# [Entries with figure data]
=-=-=
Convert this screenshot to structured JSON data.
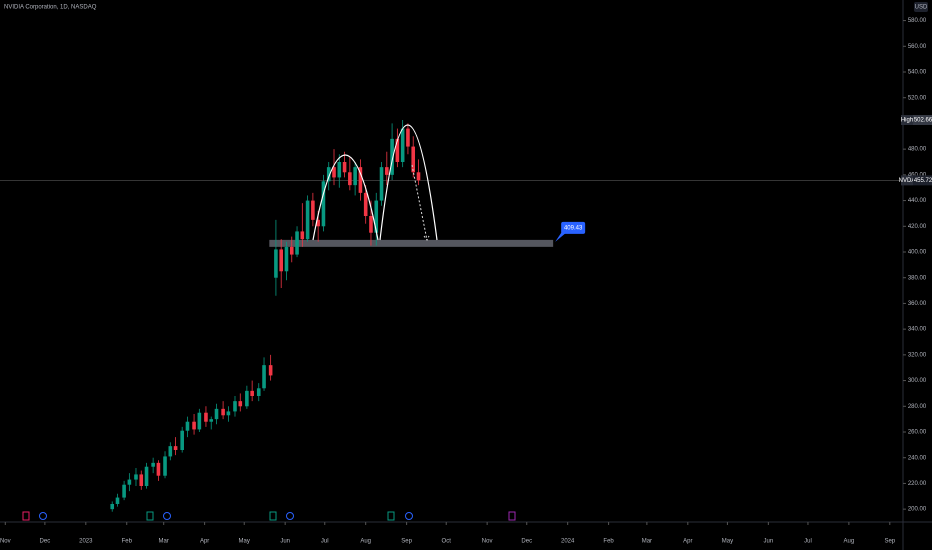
{
  "chart_data": {
    "type": "candlestick",
    "title": "NVIDIA Corporation, 1D, NASDAQ",
    "currency": "USD",
    "x": [
      81,
      85,
      90,
      94,
      99,
      103,
      107,
      112,
      116,
      121,
      125,
      129,
      134,
      138,
      143,
      147,
      152,
      156,
      160,
      165,
      169,
      174,
      178,
      183,
      187,
      192,
      196,
      201,
      205,
      209,
      213,
      217,
      221,
      225,
      229,
      233,
      237,
      241,
      245,
      249,
      253,
      257,
      261,
      265,
      269,
      273,
      277,
      281,
      285,
      289,
      293,
      297,
      301,
      305,
      309,
      313
    ],
    "open": [
      200,
      204,
      209,
      219,
      223,
      227,
      218,
      233,
      236,
      226,
      241,
      249,
      246,
      261,
      268,
      262,
      275,
      268,
      270,
      278,
      273,
      276,
      284,
      280,
      292,
      288,
      294,
      312,
      380,
      402,
      385,
      404,
      398,
      416,
      410,
      440,
      425,
      420,
      455,
      466,
      458,
      470,
      462,
      452,
      466,
      446,
      428,
      415,
      440,
      466,
      460,
      488,
      470,
      496,
      482,
      462
    ],
    "high": [
      206,
      212,
      222,
      228,
      232,
      230,
      236,
      240,
      238,
      245,
      252,
      256,
      264,
      272,
      274,
      278,
      280,
      272,
      282,
      284,
      280,
      288,
      290,
      296,
      300,
      298,
      318,
      320,
      425,
      410,
      408,
      412,
      420,
      438,
      444,
      446,
      432,
      460,
      470,
      480,
      476,
      478,
      474,
      470,
      472,
      452,
      440,
      446,
      470,
      478,
      500,
      496,
      502.66,
      500,
      490,
      472
    ],
    "low": [
      198,
      202,
      207,
      214,
      218,
      215,
      216,
      228,
      222,
      224,
      238,
      242,
      244,
      256,
      258,
      260,
      264,
      262,
      266,
      270,
      268,
      272,
      276,
      278,
      284,
      284,
      292,
      300,
      366,
      372,
      378,
      392,
      396,
      404,
      408,
      420,
      408,
      416,
      448,
      452,
      450,
      458,
      448,
      444,
      440,
      422,
      405,
      405,
      436,
      452,
      456,
      466,
      466,
      476,
      458,
      452
    ],
    "close": [
      204,
      209,
      219,
      223,
      227,
      218,
      233,
      236,
      226,
      241,
      249,
      246,
      261,
      268,
      262,
      275,
      268,
      270,
      278,
      273,
      276,
      284,
      280,
      292,
      288,
      294,
      312,
      304,
      402,
      385,
      404,
      398,
      416,
      410,
      440,
      425,
      420,
      455,
      466,
      458,
      470,
      462,
      452,
      466,
      446,
      428,
      415,
      440,
      466,
      460,
      488,
      470,
      496,
      482,
      462,
      455.72
    ],
    "up_color": "#089981",
    "down_color": "#f23645",
    "ylim": [
      190,
      596
    ],
    "yticks": [
      {
        "value": 200,
        "label": "200.00"
      },
      {
        "value": 220,
        "label": "220.00"
      },
      {
        "value": 240,
        "label": "240.00"
      },
      {
        "value": 260,
        "label": "260.00"
      },
      {
        "value": 280,
        "label": "280.00"
      },
      {
        "value": 300,
        "label": "300.00"
      },
      {
        "value": 320,
        "label": "320.00"
      },
      {
        "value": 340,
        "label": "340.00"
      },
      {
        "value": 360,
        "label": "360.00"
      },
      {
        "value": 380,
        "label": "380.00"
      },
      {
        "value": 400,
        "label": "400.00"
      },
      {
        "value": 420,
        "label": "420.00"
      },
      {
        "value": 440,
        "label": "440.00"
      },
      {
        "value": 460,
        "label": "460.00"
      },
      {
        "value": 480,
        "label": "480.00"
      },
      {
        "value": 500,
        "label": "500.00"
      },
      {
        "value": 520,
        "label": "520.00"
      },
      {
        "value": 540,
        "label": "540.00"
      },
      {
        "value": 560,
        "label": "560.00"
      },
      {
        "value": 580,
        "label": "580.00"
      }
    ],
    "xlim": [
      -4,
      680
    ],
    "xticks": [
      {
        "value": 0,
        "label": "Nov"
      },
      {
        "value": 30,
        "label": "Dec"
      },
      {
        "value": 61,
        "label": "2023"
      },
      {
        "value": 92,
        "label": "Feb"
      },
      {
        "value": 120,
        "label": "Mar"
      },
      {
        "value": 151,
        "label": "Apr"
      },
      {
        "value": 181,
        "label": "May"
      },
      {
        "value": 212,
        "label": "Jun"
      },
      {
        "value": 242,
        "label": "Jul"
      },
      {
        "value": 273,
        "label": "Aug"
      },
      {
        "value": 304,
        "label": "Sep"
      },
      {
        "value": 334,
        "label": "Oct"
      },
      {
        "value": 365,
        "label": "Nov"
      },
      {
        "value": 395,
        "label": "Dec"
      },
      {
        "value": 426,
        "label": "2024"
      },
      {
        "value": 457,
        "label": "Feb"
      },
      {
        "value": 486,
        "label": "Mar"
      },
      {
        "value": 517,
        "label": "Apr"
      },
      {
        "value": 547,
        "label": "May"
      },
      {
        "value": 578,
        "label": "Jun"
      },
      {
        "value": 608,
        "label": "Jul"
      },
      {
        "value": 639,
        "label": "Aug"
      },
      {
        "value": 670,
        "label": "Sep"
      }
    ],
    "high_tag": {
      "label": "High",
      "value": 502.66
    },
    "last_tag": {
      "label": "NVDA",
      "value": 455.72
    },
    "zone": {
      "x": [
        200,
        415
      ],
      "y": [
        404,
        409.43
      ],
      "label": 409.43
    }
  }
}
=-=-=
# [Short exercise]
In the copy, include no pictures; restate the listing above exactly.

# [Solution for this task]
Convert this screenshot to structured JSON data.
{
  "chart_data": {
    "type": "candlestick",
    "title": "NVIDIA Corporation, 1D, NASDAQ",
    "currency": "USD",
    "x": [
      81,
      85,
      90,
      94,
      99,
      103,
      107,
      112,
      116,
      121,
      125,
      129,
      134,
      138,
      143,
      147,
      152,
      156,
      160,
      165,
      169,
      174,
      178,
      183,
      187,
      192,
      196,
      201,
      205,
      209,
      213,
      217,
      221,
      225,
      229,
      233,
      237,
      241,
      245,
      249,
      253,
      257,
      261,
      265,
      269,
      273,
      277,
      281,
      285,
      289,
      293,
      297,
      301,
      305,
      309,
      313
    ],
    "open": [
      200,
      204,
      209,
      219,
      223,
      227,
      218,
      233,
      236,
      226,
      241,
      249,
      246,
      261,
      268,
      262,
      275,
      268,
      270,
      278,
      273,
      276,
      284,
      280,
      292,
      288,
      294,
      312,
      380,
      402,
      385,
      404,
      398,
      416,
      410,
      440,
      425,
      420,
      455,
      466,
      458,
      470,
      462,
      452,
      466,
      446,
      428,
      415,
      440,
      466,
      460,
      488,
      470,
      496,
      482,
      462
    ],
    "high": [
      206,
      212,
      222,
      228,
      232,
      230,
      236,
      240,
      238,
      245,
      252,
      256,
      264,
      272,
      274,
      278,
      280,
      272,
      282,
      284,
      280,
      288,
      290,
      296,
      300,
      298,
      318,
      320,
      425,
      410,
      408,
      412,
      420,
      438,
      444,
      446,
      432,
      460,
      470,
      480,
      476,
      478,
      474,
      470,
      472,
      452,
      440,
      446,
      470,
      478,
      500,
      496,
      502.66,
      500,
      490,
      472
    ],
    "low": [
      198,
      202,
      207,
      214,
      218,
      215,
      216,
      228,
      222,
      224,
      238,
      242,
      244,
      256,
      258,
      260,
      264,
      262,
      266,
      270,
      268,
      272,
      276,
      278,
      284,
      284,
      292,
      300,
      366,
      372,
      378,
      392,
      396,
      404,
      408,
      420,
      408,
      416,
      448,
      452,
      450,
      458,
      448,
      444,
      440,
      422,
      405,
      405,
      436,
      452,
      456,
      466,
      466,
      476,
      458,
      452
    ],
    "close": [
      204,
      209,
      219,
      223,
      227,
      218,
      233,
      236,
      226,
      241,
      249,
      246,
      261,
      268,
      262,
      275,
      268,
      270,
      278,
      273,
      276,
      284,
      280,
      292,
      288,
      294,
      312,
      304,
      402,
      385,
      404,
      398,
      416,
      410,
      440,
      425,
      420,
      455,
      466,
      458,
      470,
      462,
      452,
      466,
      446,
      428,
      415,
      440,
      466,
      460,
      488,
      470,
      496,
      482,
      462,
      455.72
    ],
    "up_color": "#089981",
    "down_color": "#f23645",
    "ylim": [
      190,
      596
    ],
    "yticks": [
      {
        "value": 200,
        "label": "200.00"
      },
      {
        "value": 220,
        "label": "220.00"
      },
      {
        "value": 240,
        "label": "240.00"
      },
      {
        "value": 260,
        "label": "260.00"
      },
      {
        "value": 280,
        "label": "280.00"
      },
      {
        "value": 300,
        "label": "300.00"
      },
      {
        "value": 320,
        "label": "320.00"
      },
      {
        "value": 340,
        "label": "340.00"
      },
      {
        "value": 360,
        "label": "360.00"
      },
      {
        "value": 380,
        "label": "380.00"
      },
      {
        "value": 400,
        "label": "400.00"
      },
      {
        "value": 420,
        "label": "420.00"
      },
      {
        "value": 440,
        "label": "440.00"
      },
      {
        "value": 460,
        "label": "460.00"
      },
      {
        "value": 480,
        "label": "480.00"
      },
      {
        "value": 500,
        "label": "500.00"
      },
      {
        "value": 520,
        "label": "520.00"
      },
      {
        "value": 540,
        "label": "540.00"
      },
      {
        "value": 560,
        "label": "560.00"
      },
      {
        "value": 580,
        "label": "580.00"
      }
    ],
    "xlim": [
      -4,
      680
    ],
    "xticks": [
      {
        "value": 0,
        "label": "Nov"
      },
      {
        "value": 30,
        "label": "Dec"
      },
      {
        "value": 61,
        "label": "2023"
      },
      {
        "value": 92,
        "label": "Feb"
      },
      {
        "value": 120,
        "label": "Mar"
      },
      {
        "value": 151,
        "label": "Apr"
      },
      {
        "value": 181,
        "label": "May"
      },
      {
        "value": 212,
        "label": "Jun"
      },
      {
        "value": 242,
        "label": "Jul"
      },
      {
        "value": 273,
        "label": "Aug"
      },
      {
        "value": 304,
        "label": "Sep"
      },
      {
        "value": 334,
        "label": "Oct"
      },
      {
        "value": 365,
        "label": "Nov"
      },
      {
        "value": 395,
        "label": "Dec"
      },
      {
        "value": 426,
        "label": "2024"
      },
      {
        "value": 457,
        "label": "Feb"
      },
      {
        "value": 486,
        "label": "Mar"
      },
      {
        "value": 517,
        "label": "Apr"
      },
      {
        "value": 547,
        "label": "May"
      },
      {
        "value": 578,
        "label": "Jun"
      },
      {
        "value": 608,
        "label": "Jul"
      },
      {
        "value": 639,
        "label": "Aug"
      },
      {
        "value": 670,
        "label": "Sep"
      }
    ],
    "high_tag": {
      "label": "High",
      "value": 502.66
    },
    "last_tag": {
      "label": "NVDA",
      "value": 455.72
    },
    "zone": {
      "x": [
        200,
        415
      ],
      "y": [
        404,
        409.43
      ],
      "label": 409.43
    }
  }
}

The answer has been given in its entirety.